>> start Data rows

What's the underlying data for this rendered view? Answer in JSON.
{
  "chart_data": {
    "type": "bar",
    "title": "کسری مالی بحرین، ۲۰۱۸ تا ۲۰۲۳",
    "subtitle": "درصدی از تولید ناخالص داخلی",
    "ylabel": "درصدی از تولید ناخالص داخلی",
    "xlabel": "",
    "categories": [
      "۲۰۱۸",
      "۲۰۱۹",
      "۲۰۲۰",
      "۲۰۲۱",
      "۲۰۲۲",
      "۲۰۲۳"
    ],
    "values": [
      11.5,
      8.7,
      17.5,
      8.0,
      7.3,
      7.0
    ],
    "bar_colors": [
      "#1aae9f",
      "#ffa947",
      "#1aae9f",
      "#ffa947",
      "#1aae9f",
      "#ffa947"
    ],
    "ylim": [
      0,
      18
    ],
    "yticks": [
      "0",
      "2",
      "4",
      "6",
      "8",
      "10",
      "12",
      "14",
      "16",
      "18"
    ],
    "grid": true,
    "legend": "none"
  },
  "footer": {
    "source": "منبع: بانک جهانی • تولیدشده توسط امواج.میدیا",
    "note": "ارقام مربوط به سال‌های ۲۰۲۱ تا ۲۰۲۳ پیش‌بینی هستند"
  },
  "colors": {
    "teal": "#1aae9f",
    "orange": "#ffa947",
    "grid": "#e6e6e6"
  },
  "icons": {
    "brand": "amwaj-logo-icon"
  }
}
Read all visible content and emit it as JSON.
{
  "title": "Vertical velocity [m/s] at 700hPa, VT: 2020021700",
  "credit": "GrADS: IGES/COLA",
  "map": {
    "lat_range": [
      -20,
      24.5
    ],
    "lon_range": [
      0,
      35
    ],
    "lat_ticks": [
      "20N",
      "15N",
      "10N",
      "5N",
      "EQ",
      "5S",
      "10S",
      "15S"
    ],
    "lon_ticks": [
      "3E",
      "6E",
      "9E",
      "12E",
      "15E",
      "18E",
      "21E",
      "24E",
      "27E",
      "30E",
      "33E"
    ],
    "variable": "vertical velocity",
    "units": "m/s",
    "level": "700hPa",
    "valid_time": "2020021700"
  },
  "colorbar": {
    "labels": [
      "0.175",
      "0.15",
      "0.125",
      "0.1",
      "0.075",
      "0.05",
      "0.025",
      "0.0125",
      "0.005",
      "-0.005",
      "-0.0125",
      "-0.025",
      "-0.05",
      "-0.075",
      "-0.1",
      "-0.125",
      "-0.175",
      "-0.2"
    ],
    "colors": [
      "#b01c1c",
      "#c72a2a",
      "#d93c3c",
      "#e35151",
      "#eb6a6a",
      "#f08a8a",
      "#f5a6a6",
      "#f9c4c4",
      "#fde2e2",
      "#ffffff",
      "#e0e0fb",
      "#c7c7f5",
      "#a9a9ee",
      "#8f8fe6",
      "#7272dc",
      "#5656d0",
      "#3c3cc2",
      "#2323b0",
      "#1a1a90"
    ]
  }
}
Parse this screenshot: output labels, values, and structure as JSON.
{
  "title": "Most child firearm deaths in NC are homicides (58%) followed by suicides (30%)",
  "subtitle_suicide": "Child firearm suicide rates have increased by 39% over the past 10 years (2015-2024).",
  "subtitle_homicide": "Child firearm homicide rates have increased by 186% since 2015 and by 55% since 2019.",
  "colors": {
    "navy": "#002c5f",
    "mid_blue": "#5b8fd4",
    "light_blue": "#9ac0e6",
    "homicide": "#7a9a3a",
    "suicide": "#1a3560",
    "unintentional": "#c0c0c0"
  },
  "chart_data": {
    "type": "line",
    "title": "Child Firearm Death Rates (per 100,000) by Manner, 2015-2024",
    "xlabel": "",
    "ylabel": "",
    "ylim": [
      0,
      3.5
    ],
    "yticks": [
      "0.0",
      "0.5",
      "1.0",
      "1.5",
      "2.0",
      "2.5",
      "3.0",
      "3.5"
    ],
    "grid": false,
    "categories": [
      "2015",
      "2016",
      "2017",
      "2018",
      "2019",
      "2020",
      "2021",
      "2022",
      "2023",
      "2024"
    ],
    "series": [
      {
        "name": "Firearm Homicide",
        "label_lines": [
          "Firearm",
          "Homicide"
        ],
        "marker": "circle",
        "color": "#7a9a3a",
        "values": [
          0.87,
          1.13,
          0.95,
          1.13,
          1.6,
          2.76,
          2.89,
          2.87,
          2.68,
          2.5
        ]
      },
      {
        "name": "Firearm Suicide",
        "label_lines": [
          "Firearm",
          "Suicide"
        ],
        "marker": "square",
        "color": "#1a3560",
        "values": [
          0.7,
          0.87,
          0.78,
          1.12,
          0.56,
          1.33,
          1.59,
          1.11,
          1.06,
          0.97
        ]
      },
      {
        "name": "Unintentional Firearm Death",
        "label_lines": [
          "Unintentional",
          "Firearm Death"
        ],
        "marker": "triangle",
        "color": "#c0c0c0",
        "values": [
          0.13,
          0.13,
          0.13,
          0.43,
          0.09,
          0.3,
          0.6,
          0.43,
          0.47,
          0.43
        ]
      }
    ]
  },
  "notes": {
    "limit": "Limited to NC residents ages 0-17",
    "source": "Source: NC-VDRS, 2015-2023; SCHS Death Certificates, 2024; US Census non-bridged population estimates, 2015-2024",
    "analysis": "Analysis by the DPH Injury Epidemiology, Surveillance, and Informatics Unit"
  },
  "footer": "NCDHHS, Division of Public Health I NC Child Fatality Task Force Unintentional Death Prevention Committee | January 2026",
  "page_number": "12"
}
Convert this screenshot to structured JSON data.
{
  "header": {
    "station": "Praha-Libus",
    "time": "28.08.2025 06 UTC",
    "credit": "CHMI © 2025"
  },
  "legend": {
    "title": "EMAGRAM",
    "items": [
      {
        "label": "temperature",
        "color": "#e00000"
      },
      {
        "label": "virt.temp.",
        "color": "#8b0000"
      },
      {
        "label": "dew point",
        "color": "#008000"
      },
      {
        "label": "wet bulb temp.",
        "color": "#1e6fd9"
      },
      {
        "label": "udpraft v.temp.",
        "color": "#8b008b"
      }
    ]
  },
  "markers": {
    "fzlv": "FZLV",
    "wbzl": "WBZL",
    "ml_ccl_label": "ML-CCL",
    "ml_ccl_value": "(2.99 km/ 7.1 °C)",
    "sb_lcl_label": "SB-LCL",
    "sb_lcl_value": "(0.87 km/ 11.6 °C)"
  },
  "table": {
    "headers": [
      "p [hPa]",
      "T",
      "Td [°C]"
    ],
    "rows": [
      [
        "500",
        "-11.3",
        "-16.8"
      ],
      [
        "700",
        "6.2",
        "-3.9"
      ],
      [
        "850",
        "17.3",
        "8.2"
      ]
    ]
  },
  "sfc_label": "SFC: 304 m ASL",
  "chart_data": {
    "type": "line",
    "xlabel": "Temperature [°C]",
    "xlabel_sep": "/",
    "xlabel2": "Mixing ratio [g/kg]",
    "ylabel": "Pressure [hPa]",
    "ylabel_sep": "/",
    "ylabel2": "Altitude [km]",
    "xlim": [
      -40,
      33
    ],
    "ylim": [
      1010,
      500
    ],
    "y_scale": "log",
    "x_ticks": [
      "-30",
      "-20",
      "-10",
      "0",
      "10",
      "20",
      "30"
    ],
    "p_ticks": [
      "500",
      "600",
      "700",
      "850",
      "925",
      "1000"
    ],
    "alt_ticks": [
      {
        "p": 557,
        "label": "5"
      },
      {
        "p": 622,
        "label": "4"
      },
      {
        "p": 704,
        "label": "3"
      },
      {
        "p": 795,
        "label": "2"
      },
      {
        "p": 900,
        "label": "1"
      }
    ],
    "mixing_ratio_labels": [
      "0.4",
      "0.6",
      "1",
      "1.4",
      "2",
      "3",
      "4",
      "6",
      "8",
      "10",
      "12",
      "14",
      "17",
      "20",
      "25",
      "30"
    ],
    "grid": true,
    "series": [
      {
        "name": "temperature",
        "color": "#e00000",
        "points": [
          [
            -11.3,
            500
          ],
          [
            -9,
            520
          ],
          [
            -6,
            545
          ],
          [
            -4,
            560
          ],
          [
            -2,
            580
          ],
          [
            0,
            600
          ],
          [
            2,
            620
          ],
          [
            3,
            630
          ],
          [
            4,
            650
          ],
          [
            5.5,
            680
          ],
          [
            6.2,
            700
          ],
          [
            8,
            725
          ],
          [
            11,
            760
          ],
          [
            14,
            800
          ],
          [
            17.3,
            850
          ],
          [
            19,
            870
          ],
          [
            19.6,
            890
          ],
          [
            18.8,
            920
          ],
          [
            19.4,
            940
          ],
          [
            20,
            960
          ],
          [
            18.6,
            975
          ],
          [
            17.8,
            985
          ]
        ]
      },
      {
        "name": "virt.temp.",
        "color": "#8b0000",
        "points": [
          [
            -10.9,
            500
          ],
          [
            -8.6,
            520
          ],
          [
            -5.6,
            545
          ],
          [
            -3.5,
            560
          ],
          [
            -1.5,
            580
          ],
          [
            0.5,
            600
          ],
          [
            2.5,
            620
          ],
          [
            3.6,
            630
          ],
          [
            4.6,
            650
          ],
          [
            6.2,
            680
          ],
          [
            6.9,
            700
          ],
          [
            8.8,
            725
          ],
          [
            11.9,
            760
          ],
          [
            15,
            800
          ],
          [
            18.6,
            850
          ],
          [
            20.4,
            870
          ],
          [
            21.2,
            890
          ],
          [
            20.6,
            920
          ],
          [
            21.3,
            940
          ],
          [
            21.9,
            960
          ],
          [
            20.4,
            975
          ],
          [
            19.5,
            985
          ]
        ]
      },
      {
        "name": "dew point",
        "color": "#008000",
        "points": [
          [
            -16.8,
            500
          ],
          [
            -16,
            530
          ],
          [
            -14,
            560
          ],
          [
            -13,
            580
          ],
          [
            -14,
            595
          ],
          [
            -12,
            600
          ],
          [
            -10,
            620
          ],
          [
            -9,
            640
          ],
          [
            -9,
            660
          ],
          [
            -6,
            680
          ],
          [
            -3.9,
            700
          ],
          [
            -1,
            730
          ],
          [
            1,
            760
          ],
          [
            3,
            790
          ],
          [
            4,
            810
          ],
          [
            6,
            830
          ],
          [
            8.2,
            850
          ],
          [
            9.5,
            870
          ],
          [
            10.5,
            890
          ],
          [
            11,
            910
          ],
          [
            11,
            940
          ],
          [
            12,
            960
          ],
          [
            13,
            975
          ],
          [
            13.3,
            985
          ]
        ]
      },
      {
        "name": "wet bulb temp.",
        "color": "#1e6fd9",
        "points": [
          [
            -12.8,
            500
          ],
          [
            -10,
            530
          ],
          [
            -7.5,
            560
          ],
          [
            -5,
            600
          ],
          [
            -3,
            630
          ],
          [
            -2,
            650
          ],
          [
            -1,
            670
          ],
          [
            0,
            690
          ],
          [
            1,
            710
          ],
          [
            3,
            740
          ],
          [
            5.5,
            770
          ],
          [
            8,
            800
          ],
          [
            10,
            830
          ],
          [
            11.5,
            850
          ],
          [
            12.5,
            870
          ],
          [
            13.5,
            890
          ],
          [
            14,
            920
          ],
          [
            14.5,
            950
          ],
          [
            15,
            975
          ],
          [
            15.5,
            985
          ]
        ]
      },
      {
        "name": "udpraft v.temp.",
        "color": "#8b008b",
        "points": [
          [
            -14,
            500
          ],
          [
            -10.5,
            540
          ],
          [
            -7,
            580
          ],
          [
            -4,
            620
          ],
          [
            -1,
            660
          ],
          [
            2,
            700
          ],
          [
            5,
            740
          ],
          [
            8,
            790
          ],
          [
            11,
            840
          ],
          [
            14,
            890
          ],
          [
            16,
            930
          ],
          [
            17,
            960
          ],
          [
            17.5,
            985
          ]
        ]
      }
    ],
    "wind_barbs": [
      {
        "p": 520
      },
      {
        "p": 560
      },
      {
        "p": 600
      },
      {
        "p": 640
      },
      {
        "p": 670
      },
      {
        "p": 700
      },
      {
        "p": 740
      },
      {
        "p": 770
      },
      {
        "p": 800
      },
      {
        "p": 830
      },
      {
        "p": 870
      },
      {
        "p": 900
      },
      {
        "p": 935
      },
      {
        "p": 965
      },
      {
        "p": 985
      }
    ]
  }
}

>> end Data rows

**Instructions for the task:** Using the records above, gather all lines where the string "have" is present.

**Exercise output:**
  "subtitle_suicide": "Child firearm suicide rates have increased by 39% over the past 10 years (2015-2024).",
  "subtitle_homicide": "Child firearm homicide rates have increased by 186% since 2015 and by 55% since 2019.",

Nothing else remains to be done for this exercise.